---------- EXERCISE TEXT ----------
Eamon Nerbonne said...

I think it's somewhat inevitable - the whole point of extensions is to alter the way the user views & interacts with websites, and at the end of the day, that's the users choice. Perhaps the browser could warn them a little more aggressively, and perhaps the extension security model could be improved, but I'm not holding my breath.


A much worse issue in my mind is the terrible security say-OK-to-everything model in the mobile app world, and google (and apple) don't seem to be in a hurry to fix that either.

Lior said...

Try PriceDrop instead to follow Amazon product prices: http://pricedrop.stuffstuff.org . It's not evil.

Adam Muntner said...

"The
Amazon Browser Apps may also collect information about the websites you
view, but that information is not associated with your Amazon account
or identified with you."

"Well, request to https://www.amazon.com/gp/bit/apps/web/SIA/scraper?url=https://gist.github.com/ sends a lot of my Amazon cookies, doesn't it? But that's just a start."

While
the data is sent to Amazon, that doesn't imply what happens on the
other side. The best you can say is that Amazon *could* be logging it.
but then they also might not be. It also could be that they aren't and
that the cookies are used just for authentication, preventing the
listener from collecting garbage data. If I did a code review on such a
system, I'd point out the possibility of abuse if it were designed that
way, and make sure that the cookie is used only for authentication but
not stored with the data. But we just don't know what they're doing. So
that's a problem, but it's overstated by the author.

"Amazon XSS-es every website you visit"

A plugin injecting a script and XSS are *not* the same thing.

"All captured HTTPS data will be in pwn.log file."
"We
are limited to XPath expressions to retrieve content, so I can't return
the usual HTML source, nor can I access headers etc. The closest I got
is string value of //html node, which is somewhat the content of all
text nodes on a page"

All *captured HTTPS DATA*. It's a little misleading because all HTTPS data isn't captured.

My analysis: this isn't awesome sauce, but the post is overstating the case.

The
Alexa stuff is more worrying, but you didn't discuss the Alexa AID tracking cookie in depth. Alexa being included at all is troubling because user didn't install an Alexa toolbar, they
installed an Amazon toolbar.

kkotowicz said...

Thanks for insightful comments, I'd like to address the points you raised:

1. Amazon being sent vs collecting data
Yes, I cannot know how are they using the data, but the fact that it's accessible to them is enough for me to raise the point. I honestly don't believe that it's being only done as a mistake and the cookies are discarded. It's very sensitive data, they should design the data collection adhering to their own Privacy Policy.

2. "A plugin injecting a script and XSS are *not* the same thing."
XSS is exactly that - code being injected into a benign page by an outside party (attacker). They are abusing Chrome extension infrastructure to inject the code (so they don't need a vulnerability in a website), and the code can be tailored to the user & the exact site. XSS payload does not have to be malicious. Alert(1) is also a totally harmful code, just like an empty function() that they run. But they're actively injecting it, performing an XSS attack on all websites (apart from CSP-protected site, but that's another story)
----------
## EXERCISE REQUIREMENTS
(A) Name every person who posts a comment in the comment thread.
(B) Reproduce the stretch of the comment thread from "All *captured HTTPS" through "kkotowicz said...".
The rows play no part in this exercise.
---------- LISTED ENTRIES ----------
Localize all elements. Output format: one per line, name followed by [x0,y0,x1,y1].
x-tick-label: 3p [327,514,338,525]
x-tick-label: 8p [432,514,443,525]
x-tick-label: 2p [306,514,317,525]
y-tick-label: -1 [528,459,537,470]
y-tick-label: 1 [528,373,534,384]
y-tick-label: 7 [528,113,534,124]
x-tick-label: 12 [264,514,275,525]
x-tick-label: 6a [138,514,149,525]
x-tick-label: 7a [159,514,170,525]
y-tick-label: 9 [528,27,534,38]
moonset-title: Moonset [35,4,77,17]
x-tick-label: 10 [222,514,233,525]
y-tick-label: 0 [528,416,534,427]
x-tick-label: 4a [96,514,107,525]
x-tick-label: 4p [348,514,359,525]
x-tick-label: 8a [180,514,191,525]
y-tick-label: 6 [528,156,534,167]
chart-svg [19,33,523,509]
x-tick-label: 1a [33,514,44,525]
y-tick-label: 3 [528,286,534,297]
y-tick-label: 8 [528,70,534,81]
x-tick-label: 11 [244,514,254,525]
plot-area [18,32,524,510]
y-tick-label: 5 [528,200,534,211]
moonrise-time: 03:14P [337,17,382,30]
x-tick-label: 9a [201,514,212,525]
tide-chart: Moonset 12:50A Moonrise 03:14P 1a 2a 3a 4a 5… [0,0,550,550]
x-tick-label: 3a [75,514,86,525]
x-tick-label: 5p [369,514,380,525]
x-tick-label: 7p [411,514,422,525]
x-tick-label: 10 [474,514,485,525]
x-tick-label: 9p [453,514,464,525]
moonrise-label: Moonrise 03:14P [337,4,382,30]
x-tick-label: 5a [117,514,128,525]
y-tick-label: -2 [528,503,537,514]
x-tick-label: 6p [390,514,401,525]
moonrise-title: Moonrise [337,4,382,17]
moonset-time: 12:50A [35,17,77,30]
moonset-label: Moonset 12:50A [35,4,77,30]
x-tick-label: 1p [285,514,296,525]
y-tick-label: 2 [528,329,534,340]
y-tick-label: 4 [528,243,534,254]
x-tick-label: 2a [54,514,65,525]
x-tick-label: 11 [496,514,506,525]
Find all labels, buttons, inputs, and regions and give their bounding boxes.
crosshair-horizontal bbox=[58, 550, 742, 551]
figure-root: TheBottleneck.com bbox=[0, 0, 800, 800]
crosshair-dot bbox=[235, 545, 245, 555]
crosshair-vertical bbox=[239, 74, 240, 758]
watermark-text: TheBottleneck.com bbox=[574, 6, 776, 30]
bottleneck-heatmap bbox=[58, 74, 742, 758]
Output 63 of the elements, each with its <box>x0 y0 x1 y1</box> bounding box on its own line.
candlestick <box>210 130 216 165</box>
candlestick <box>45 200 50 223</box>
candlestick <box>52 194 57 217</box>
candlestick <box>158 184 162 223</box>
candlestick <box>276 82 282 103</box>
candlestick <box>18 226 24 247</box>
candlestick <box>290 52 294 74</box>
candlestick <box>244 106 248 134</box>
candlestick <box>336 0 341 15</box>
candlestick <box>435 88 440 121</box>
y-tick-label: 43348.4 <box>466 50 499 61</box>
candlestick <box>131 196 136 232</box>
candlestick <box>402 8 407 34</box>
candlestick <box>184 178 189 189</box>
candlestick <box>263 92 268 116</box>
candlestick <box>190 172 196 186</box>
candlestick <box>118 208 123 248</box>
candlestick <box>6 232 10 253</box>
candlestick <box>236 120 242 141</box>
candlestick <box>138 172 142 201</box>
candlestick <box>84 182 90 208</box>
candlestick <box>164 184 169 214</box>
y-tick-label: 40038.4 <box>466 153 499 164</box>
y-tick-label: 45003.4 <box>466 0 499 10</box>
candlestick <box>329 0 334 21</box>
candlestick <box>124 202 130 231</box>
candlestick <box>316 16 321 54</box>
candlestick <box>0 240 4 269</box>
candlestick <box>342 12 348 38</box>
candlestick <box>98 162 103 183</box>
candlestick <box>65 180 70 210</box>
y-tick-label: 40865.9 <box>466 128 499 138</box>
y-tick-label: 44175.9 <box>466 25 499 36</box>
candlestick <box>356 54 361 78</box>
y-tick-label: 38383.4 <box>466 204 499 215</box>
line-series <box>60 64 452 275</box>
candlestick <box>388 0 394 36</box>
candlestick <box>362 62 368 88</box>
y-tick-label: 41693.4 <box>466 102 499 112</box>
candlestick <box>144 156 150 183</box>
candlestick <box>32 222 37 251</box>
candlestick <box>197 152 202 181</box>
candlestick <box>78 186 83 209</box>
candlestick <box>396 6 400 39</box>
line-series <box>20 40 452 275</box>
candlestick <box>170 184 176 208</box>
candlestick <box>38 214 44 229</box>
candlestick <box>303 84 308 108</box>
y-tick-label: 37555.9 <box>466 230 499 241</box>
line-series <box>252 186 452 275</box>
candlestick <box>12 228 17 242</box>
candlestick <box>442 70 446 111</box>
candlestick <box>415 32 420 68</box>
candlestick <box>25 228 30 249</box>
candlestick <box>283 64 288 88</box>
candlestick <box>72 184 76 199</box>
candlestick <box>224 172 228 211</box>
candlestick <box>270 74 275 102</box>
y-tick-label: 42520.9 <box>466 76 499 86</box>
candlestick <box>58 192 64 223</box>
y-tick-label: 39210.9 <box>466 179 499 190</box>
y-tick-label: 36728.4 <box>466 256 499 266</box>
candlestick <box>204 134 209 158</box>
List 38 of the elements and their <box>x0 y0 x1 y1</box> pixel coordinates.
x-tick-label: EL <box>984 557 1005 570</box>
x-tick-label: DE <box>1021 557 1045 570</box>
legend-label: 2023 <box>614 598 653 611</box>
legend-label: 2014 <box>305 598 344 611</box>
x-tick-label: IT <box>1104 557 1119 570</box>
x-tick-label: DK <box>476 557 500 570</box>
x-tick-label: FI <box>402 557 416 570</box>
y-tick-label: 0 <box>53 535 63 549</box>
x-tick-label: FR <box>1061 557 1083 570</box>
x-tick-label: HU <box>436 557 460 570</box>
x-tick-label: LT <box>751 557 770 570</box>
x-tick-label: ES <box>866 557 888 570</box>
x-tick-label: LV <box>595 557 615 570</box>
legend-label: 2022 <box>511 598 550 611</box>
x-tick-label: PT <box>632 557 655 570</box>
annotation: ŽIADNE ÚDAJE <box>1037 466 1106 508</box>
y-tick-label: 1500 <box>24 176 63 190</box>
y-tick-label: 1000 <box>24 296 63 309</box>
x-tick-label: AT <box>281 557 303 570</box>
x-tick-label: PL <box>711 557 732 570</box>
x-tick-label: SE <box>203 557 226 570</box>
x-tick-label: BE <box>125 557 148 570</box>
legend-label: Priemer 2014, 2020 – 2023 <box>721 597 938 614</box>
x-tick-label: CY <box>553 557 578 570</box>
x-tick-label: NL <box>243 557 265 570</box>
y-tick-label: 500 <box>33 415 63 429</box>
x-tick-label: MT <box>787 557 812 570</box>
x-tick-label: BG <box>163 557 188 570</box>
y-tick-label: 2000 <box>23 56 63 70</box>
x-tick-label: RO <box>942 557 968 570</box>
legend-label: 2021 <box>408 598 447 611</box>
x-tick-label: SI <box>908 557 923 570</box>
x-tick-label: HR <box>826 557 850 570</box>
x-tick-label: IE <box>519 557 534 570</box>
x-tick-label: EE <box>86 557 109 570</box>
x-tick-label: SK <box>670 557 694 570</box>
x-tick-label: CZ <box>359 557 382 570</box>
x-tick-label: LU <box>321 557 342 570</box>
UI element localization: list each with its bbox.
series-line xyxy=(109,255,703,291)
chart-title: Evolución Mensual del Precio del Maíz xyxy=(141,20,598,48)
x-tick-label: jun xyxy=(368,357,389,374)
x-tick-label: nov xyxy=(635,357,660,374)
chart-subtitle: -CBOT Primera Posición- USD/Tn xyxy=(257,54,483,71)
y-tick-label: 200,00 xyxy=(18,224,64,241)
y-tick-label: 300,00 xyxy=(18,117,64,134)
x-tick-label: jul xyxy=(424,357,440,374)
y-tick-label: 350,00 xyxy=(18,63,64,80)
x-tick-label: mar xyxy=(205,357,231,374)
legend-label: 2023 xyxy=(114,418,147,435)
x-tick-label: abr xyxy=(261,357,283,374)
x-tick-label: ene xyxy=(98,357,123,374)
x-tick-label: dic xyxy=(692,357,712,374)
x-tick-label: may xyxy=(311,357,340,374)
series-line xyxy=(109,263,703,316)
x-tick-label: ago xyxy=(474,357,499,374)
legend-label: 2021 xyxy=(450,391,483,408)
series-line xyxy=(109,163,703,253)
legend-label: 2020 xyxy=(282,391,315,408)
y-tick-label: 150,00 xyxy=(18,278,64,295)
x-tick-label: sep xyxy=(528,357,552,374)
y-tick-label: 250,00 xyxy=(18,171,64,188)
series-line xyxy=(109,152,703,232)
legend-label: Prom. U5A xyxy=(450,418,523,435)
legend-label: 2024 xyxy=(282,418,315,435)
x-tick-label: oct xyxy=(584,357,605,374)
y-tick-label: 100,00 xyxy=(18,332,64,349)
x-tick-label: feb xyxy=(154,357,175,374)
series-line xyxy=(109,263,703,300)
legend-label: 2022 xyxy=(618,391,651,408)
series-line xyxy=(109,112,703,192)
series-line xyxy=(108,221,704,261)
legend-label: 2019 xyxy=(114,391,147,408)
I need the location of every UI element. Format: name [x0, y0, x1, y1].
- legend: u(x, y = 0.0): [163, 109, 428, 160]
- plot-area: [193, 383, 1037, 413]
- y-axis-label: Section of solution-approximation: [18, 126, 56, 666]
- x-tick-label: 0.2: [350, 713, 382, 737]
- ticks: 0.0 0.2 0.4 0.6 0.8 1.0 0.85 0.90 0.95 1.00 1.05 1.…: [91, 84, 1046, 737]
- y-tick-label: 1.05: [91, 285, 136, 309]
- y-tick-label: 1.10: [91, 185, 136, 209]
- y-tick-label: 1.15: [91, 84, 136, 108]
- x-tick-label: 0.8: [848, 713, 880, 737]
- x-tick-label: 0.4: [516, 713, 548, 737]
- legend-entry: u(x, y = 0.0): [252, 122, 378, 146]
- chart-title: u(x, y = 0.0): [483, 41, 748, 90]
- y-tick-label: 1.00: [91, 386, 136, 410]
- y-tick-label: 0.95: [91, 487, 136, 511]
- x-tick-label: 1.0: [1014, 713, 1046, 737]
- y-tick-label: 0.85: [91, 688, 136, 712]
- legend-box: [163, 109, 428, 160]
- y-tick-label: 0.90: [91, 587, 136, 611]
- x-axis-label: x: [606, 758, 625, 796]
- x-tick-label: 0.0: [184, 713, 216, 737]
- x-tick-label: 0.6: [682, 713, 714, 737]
----------
## LIST OF ANSWERS
(A) Eamon Nerbonne, Lior, Adam Muntner, kkotowicz

(B)
All *captured HTTPS DATA*. It's a little misleading because all HTTPS data isn't captured.

My analysis: this isn't awesome sauce, but the post is overstating the case.

The
Alexa stuff is more worrying, but you didn't discuss the Alexa AID tracking cookie in depth. Alexa being included at all is troubling because user didn't install an Alexa toolbar, they
installed an Amazon toolbar.

kkotowicz said...